Given instruction:
Only a number is wanted: how many lines in these records contain the word "Engineering"?

Records:
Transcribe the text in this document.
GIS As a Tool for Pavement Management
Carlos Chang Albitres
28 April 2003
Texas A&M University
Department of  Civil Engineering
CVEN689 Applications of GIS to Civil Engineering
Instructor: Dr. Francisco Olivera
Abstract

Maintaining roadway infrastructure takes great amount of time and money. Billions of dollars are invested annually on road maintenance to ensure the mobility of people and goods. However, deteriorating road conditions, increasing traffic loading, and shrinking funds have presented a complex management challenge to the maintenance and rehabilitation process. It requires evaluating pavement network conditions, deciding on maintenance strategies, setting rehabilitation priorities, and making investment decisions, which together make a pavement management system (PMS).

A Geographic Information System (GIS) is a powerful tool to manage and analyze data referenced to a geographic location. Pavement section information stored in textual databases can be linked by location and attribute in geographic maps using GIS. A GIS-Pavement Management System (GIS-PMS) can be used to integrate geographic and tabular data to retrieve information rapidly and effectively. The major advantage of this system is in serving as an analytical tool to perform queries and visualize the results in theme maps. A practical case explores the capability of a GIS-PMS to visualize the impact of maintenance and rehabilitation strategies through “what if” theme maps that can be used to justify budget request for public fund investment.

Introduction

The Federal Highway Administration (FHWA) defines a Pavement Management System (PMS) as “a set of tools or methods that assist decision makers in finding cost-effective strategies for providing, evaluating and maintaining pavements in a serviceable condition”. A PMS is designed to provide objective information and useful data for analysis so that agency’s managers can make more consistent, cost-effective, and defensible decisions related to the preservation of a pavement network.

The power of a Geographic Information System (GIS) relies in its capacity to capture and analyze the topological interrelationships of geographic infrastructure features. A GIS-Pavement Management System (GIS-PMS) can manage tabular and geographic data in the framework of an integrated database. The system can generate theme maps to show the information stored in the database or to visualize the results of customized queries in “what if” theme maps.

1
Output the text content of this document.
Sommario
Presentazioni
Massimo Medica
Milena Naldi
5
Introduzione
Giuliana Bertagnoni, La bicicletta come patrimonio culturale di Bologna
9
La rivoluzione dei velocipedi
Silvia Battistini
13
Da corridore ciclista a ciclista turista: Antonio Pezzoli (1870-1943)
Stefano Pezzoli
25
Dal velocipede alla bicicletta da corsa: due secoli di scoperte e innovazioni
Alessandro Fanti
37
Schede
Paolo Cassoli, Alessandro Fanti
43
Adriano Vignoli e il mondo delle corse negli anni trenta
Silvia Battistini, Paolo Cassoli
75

Written solution:
2